> **Exercise instructions**
In full and without alteration, repeat the material.

+---+

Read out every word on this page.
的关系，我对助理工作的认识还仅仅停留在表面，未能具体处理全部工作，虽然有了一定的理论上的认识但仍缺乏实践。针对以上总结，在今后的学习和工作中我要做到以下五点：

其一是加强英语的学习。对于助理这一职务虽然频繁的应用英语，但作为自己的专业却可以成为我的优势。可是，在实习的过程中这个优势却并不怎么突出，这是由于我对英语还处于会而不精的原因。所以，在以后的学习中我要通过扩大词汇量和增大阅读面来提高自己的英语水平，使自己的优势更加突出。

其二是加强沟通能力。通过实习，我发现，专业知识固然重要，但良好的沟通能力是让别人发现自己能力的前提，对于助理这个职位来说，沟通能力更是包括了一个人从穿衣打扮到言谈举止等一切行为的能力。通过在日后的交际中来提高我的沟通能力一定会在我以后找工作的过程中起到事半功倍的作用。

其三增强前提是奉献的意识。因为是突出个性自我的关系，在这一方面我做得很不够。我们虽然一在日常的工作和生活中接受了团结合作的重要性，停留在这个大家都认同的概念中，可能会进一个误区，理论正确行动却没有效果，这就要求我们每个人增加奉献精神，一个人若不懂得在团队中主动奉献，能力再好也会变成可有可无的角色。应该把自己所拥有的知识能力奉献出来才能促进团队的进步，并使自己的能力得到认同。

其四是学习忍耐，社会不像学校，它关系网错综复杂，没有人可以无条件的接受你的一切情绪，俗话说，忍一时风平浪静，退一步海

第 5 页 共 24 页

+---+

> **Solution**
Read out every word on this page.
的关系，我对助理工作的认识还仅仅停留在表面，未能具体处理全部工作，虽然有了一定的理论上的认识但仍缺乏实践。针对以上总结，在今后的学习和工作中我要做到以下五点：

其一是加强英语的学习。对于助理这一职务虽然频繁的应用英语，但作为自己的专业却可以成为我的优势。可是，在实习的过程中这个优势却并不怎么突出，这是由于我对英语还处于会而不精的原因。所以，在以后的学习中我要通过扩大词汇量和增大阅读面来提高自己的英语水平，使自己的优势更加突出。

其二是加强沟通能力。通过实习，我发现，专业知识固然重要，但良好的沟通能力是让别人发现自己能力的前提，对于助理这个职位来说，沟通能力更是包括了一个人从穿衣打扮到言谈举止等一切行为的能力。通过在日后的交际中来提高我的沟通能力一定会在我以后找工作的过程中起到事半功倍的作用。

其三增强前提是奉献的意识。因为是突出个性自我的关系，在这一方面我做得很不够。我们虽然一在日常的工作和生活中接受了团结合作的重要性，停留在这个大家都认同的概念中，可能会进一个误区，理论正确行动却没有效果，这就要求我们每个人增加奉献精神，一个人若不懂得在团队中主动奉献，能力再好也会变成可有可无的角色。应该把自己所拥有的知识能力奉献出来才能促进团队的进步，并使自己的能力得到认同。

其四是学习忍耐，社会不像学校，它关系网错综复杂，没有人可以无条件的接受你的一切情绪，俗话说，忍一时风平浪静，退一步海

第 5 页 共 24 页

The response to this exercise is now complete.